- [Description of the task] Using the records below, give the number of lines where the word "sustancias" appears, with no further output.

- [Records for the task]
------------------------------------------------

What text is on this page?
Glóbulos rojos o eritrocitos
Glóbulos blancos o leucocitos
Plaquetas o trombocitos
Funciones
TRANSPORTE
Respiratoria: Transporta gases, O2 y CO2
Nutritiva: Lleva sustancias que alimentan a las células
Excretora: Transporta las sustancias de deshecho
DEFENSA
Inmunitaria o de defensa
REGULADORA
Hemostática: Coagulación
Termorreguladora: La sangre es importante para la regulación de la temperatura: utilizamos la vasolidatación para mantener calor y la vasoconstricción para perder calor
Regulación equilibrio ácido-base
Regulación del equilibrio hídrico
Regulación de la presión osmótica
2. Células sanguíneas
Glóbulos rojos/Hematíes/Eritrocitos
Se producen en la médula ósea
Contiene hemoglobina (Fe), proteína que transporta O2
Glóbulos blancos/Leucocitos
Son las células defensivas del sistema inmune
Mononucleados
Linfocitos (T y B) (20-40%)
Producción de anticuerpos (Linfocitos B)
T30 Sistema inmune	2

------------------------------------------------

- [Written solution] 2